*Exercise goal:* Copy the full listing exactly, word for word.

*Data provided:*
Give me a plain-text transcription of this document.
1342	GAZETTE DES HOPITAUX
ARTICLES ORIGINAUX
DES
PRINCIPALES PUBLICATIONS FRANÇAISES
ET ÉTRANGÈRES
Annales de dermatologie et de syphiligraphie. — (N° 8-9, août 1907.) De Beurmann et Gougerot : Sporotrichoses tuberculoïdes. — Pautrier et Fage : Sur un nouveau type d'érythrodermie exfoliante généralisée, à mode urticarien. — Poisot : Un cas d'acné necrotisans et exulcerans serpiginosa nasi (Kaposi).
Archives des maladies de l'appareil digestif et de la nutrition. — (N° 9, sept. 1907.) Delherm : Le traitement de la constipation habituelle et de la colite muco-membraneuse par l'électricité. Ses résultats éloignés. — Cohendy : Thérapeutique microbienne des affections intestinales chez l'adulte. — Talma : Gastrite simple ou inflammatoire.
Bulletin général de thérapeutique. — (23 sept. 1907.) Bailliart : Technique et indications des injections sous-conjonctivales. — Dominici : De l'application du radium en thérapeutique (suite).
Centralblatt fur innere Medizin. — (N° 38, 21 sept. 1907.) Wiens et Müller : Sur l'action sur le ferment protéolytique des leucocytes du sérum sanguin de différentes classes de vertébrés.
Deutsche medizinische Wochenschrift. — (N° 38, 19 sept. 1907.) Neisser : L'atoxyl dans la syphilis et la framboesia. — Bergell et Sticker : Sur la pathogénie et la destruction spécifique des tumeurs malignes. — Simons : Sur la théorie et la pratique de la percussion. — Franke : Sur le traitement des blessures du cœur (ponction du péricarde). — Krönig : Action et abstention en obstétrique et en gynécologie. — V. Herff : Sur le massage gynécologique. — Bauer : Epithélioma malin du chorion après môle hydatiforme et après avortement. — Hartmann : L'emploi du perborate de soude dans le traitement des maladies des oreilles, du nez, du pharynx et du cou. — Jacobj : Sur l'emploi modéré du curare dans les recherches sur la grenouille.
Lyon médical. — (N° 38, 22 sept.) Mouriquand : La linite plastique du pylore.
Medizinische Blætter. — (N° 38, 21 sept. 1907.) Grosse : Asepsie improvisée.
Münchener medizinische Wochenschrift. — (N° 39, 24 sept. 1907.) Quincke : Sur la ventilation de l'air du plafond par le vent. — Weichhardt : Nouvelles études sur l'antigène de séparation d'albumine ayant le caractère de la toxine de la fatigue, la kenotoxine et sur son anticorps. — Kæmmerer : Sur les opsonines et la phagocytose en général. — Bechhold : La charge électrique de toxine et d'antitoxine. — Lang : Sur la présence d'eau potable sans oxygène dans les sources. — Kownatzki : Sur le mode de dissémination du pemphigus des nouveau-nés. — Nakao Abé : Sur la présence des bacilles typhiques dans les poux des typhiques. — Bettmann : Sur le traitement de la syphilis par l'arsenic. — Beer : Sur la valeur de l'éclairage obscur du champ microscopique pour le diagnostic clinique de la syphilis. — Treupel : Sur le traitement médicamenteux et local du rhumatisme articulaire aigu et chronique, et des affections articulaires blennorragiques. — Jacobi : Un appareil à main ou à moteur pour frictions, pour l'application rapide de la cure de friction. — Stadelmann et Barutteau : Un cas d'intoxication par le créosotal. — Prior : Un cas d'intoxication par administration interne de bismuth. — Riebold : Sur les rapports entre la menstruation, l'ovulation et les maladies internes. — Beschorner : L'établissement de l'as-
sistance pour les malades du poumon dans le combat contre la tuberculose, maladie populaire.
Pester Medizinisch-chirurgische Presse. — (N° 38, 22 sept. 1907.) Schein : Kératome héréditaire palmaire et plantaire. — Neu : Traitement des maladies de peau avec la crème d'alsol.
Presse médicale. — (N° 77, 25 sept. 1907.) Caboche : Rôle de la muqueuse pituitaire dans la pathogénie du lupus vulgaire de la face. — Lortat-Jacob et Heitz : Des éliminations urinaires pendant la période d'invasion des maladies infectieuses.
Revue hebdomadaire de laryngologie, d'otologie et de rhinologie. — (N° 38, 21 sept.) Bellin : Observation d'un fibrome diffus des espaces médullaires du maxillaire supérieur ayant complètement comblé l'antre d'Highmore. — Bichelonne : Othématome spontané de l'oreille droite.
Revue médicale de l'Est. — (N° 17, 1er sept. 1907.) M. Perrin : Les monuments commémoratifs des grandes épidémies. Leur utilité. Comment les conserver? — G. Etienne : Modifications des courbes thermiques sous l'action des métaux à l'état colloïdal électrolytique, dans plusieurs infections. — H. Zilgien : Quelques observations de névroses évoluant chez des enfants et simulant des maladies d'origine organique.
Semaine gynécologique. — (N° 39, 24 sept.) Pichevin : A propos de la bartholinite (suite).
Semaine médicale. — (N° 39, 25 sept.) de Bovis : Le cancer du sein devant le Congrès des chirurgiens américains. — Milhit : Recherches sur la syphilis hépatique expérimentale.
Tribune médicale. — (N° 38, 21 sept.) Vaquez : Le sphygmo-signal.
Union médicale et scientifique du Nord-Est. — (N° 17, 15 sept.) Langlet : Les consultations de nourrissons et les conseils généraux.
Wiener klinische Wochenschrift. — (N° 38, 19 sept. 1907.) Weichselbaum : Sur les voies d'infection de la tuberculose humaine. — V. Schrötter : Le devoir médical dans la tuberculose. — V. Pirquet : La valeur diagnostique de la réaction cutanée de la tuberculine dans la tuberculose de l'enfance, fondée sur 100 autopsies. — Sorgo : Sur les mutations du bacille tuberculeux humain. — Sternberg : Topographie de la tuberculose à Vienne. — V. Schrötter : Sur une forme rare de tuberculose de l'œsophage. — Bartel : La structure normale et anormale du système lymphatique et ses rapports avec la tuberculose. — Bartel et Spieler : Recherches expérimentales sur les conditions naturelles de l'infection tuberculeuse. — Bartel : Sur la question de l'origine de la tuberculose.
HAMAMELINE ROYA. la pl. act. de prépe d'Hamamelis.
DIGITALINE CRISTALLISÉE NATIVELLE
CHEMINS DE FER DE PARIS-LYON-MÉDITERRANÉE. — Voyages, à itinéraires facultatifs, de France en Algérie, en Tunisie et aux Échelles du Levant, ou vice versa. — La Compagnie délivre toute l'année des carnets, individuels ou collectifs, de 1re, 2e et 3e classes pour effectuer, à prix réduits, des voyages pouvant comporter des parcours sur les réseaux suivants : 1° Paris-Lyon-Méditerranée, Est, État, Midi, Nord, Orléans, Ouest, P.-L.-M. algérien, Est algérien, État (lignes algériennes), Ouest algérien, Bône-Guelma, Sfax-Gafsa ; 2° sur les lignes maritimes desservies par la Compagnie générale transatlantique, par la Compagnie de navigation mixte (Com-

*Reply:*
Give me a plain-text transcription of this document.
1342	GAZETTE DES HOPITAUX
ARTICLES ORIGINAUX
DES
PRINCIPALES PUBLICATIONS FRANÇAISES
ET ÉTRANGÈRES
Annales de dermatologie et de syphiligraphie. — (N° 8-9, août 1907.) De Beurmann et Gougerot : Sporotrichoses tuberculoïdes. — Pautrier et Fage : Sur un nouveau type d'érythrodermie exfoliante généralisée, à mode urticarien. — Poisot : Un cas d'acné necrotisans et exulcerans serpiginosa nasi (Kaposi).
Archives des maladies de l'appareil digestif et de la nutrition. — (N° 9, sept. 1907.) Delherm : Le traitement de la constipation habituelle et de la colite muco-membraneuse par l'électricité. Ses résultats éloignés. — Cohendy : Thérapeutique microbienne des affections intestinales chez l'adulte. — Talma : Gastrite simple ou inflammatoire.
Bulletin général de thérapeutique. — (23 sept. 1907.) Bailliart : Technique et indications des injections sous-conjonctivales. — Dominici : De l'application du radium en thérapeutique (suite).
Centralblatt fur innere Medizin. — (N° 38, 21 sept. 1907.) Wiens et Müller : Sur l'action sur le ferment protéolytique des leucocytes du sérum sanguin de différentes classes de vertébrés.
Deutsche medizinische Wochenschrift. — (N° 38, 19 sept. 1907.) Neisser : L'atoxyl dans la syphilis et la framboesia. — Bergell et Sticker : Sur la pathogénie et la destruction spécifique des tumeurs malignes. — Simons : Sur la théorie et la pratique de la percussion. — Franke : Sur le traitement des blessures du cœur (ponction du péricarde). — Krönig : Action et abstention en obstétrique et en gynécologie. — V. Herff : Sur le massage gynécologique. — Bauer : Epithélioma malin du chorion après môle hydatiforme et après avortement. — Hartmann : L'emploi du perborate de soude dans le traitement des maladies des oreilles, du nez, du pharynx et du cou. — Jacobj : Sur l'emploi modéré du curare dans les recherches sur la grenouille.
Lyon médical. — (N° 38, 22 sept.) Mouriquand : La linite plastique du pylore.
Medizinische Blætter. — (N° 38, 21 sept. 1907.) Grosse : Asepsie improvisée.
Münchener medizinische Wochenschrift. — (N° 39, 24 sept. 1907.) Quincke : Sur la ventilation de l'air du plafond par le vent. — Weichhardt : Nouvelles études sur l'antigène de séparation d'albumine ayant le caractère de la toxine de la fatigue, la kenotoxine et sur son anticorps. — Kæmmerer : Sur les opsonines et la phagocytose en général. — Bechhold : La charge électrique de toxine et d'antitoxine. — Lang : Sur la présence d'eau potable sans oxygène dans les sources. — Kownatzki : Sur le mode de dissémination du pemphigus des nouveau-nés. — Nakao Abé : Sur la présence des bacilles typhiques dans les poux des typhiques. — Bettmann : Sur le traitement de la syphilis par l'arsenic. — Beer : Sur la valeur de l'éclairage obscur du champ microscopique pour le diagnostic clinique de la syphilis. — Treupel : Sur le traitement médicamenteux et local du rhumatisme articulaire aigu et chronique, et des affections articulaires blennorragiques. — Jacobi : Un appareil à main ou à moteur pour frictions, pour l'application rapide de la cure de friction. — Stadelmann et Barutteau : Un cas d'intoxication par le créosotal. — Prior : Un cas d'intoxication par administration interne de bismuth. — Riebold : Sur les rapports entre la menstruation, l'ovulation et les maladies internes. — Beschorner : L'établissement de l'as-
sistance pour les malades du poumon dans le combat contre la tuberculose, maladie populaire.
Pester Medizinisch-chirurgische Presse. — (N° 38, 22 sept. 1907.) Schein : Kératome héréditaire palmaire et plantaire. — Neu : Traitement des maladies de peau avec la crème d'alsol.
Presse médicale. — (N° 77, 25 sept. 1907.) Caboche : Rôle de la muqueuse pituitaire dans la pathogénie du lupus vulgaire de la face. — Lortat-Jacob et Heitz : Des éliminations urinaires pendant la période d'invasion des maladies infectieuses.
Revue hebdomadaire de laryngologie, d'otologie et de rhinologie. — (N° 38, 21 sept.) Bellin : Observation d'un fibrome diffus des espaces médullaires du maxillaire supérieur ayant complètement comblé l'antre d'Highmore. — Bichelonne : Othématome spontané de l'oreille droite.
Revue médicale de l'Est. — (N° 17, 1er sept. 1907.) M. Perrin : Les monuments commémoratifs des grandes épidémies. Leur utilité. Comment les conserver? — G. Etienne : Modifications des courbes thermiques sous l'action des métaux à l'état colloïdal électrolytique, dans plusieurs infections. — H. Zilgien : Quelques observations de névroses évoluant chez des enfants et simulant des maladies d'origine organique.
Semaine gynécologique. — (N° 39, 24 sept.) Pichevin : A propos de la bartholinite (suite).
Semaine médicale. — (N° 39, 25 sept.) de Bovis : Le cancer du sein devant le Congrès des chirurgiens américains. — Milhit : Recherches sur la syphilis hépatique expérimentale.
Tribune médicale. — (N° 38, 21 sept.) Vaquez : Le sphygmo-signal.
Union médicale et scientifique du Nord-Est. — (N° 17, 15 sept.) Langlet : Les consultations de nourrissons et les conseils généraux.
Wiener klinische Wochenschrift. — (N° 38, 19 sept. 1907.) Weichselbaum : Sur les voies d'infection de la tuberculose humaine. — V. Schrötter : Le devoir médical dans la tuberculose. — V. Pirquet : La valeur diagnostique de la réaction cutanée de la tuberculine dans la tuberculose de l'enfance, fondée sur 100 autopsies. — Sorgo : Sur les mutations du bacille tuberculeux humain. — Sternberg : Topographie de la tuberculose à Vienne. — V. Schrötter : Sur une forme rare de tuberculose de l'œsophage. — Bartel : La structure normale et anormale du système lymphatique et ses rapports avec la tuberculose. — Bartel et Spieler : Recherches expérimentales sur les conditions naturelles de l'infection tuberculeuse. — Bartel : Sur la question de l'origine de la tuberculose.
HAMAMELINE ROYA. la pl. act. de prépe d'Hamamelis.
DIGITALINE CRISTALLISÉE NATIVELLE
CHEMINS DE FER DE PARIS-LYON-MÉDITERRANÉE. — Voyages, à itinéraires facultatifs, de France en Algérie, en Tunisie et aux Échelles du Levant, ou vice versa. — La Compagnie délivre toute l'année des carnets, individuels ou collectifs, de 1re, 2e et 3e classes pour effectuer, à prix réduits, des voyages pouvant comporter des parcours sur les réseaux suivants : 1° Paris-Lyon-Méditerranée, Est, État, Midi, Nord, Orléans, Ouest, P.-L.-M. algérien, Est algérien, État (lignes algériennes), Ouest algérien, Bône-Guelma, Sfax-Gafsa ; 2° sur les lignes maritimes desservies par la Compagnie générale transatlantique, par la Compagnie de navigation mixte (Com-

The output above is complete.